[THE EXERCISE] In the data that follows, count the lines in which the word "this" occurs, and report that figure alone.
-------- ITEMS
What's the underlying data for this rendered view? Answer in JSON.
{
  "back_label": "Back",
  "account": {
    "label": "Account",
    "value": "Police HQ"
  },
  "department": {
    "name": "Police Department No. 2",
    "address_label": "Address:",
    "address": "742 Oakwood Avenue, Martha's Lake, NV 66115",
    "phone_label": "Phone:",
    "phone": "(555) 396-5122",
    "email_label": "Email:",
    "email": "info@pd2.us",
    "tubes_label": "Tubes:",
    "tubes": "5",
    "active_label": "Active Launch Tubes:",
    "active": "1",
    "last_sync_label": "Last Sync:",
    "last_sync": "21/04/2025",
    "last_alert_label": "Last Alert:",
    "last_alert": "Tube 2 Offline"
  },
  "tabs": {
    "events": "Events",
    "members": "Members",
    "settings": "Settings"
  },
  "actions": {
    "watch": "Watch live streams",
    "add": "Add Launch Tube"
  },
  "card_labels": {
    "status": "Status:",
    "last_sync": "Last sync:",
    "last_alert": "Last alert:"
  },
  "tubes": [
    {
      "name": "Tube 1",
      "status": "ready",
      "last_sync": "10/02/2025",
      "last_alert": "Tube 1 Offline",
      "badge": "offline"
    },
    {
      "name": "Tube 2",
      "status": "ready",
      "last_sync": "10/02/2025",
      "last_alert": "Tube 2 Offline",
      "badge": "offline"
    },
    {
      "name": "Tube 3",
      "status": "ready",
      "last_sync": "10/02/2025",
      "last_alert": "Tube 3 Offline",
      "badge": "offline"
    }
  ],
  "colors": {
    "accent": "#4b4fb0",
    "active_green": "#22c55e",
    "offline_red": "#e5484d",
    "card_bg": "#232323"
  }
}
----------------
-------- ITEMS
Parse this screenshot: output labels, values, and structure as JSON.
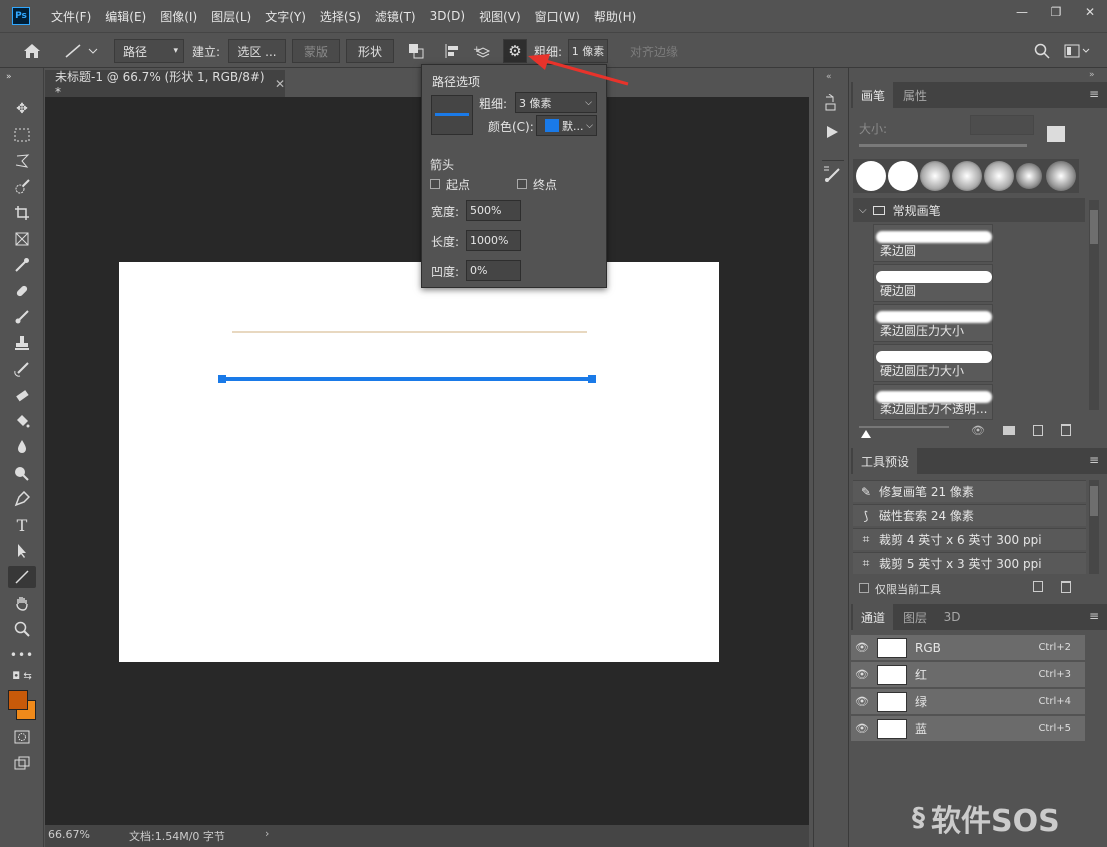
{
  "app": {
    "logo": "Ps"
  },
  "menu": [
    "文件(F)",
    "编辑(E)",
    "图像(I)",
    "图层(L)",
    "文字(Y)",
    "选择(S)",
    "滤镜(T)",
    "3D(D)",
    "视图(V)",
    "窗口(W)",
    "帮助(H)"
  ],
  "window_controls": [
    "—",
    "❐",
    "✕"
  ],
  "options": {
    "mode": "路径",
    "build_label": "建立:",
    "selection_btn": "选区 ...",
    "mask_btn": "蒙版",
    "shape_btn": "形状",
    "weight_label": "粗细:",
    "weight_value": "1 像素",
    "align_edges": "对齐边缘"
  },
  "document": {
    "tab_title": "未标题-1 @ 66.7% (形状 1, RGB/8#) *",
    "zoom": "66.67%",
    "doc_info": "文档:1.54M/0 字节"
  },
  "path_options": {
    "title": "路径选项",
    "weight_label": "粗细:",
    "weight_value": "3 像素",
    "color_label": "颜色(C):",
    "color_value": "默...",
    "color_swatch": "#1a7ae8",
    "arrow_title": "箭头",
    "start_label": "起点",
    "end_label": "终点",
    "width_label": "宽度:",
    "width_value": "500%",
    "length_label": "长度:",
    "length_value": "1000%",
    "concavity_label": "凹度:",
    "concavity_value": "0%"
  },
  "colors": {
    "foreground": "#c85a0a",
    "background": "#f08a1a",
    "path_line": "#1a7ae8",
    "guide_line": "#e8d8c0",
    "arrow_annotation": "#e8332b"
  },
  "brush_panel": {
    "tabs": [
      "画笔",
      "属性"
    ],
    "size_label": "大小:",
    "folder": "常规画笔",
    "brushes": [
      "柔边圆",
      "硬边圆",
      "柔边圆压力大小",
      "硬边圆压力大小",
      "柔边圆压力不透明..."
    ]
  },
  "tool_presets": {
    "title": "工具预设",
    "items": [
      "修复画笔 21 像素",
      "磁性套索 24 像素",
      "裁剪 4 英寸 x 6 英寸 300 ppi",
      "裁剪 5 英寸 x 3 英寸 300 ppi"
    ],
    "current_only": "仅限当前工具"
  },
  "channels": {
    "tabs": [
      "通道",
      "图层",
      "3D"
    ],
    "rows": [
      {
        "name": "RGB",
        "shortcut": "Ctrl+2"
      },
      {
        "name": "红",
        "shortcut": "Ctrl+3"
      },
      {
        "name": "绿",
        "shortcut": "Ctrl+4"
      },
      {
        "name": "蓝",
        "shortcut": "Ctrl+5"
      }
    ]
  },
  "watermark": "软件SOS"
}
----------------
[WRITTEN ANSWER] 2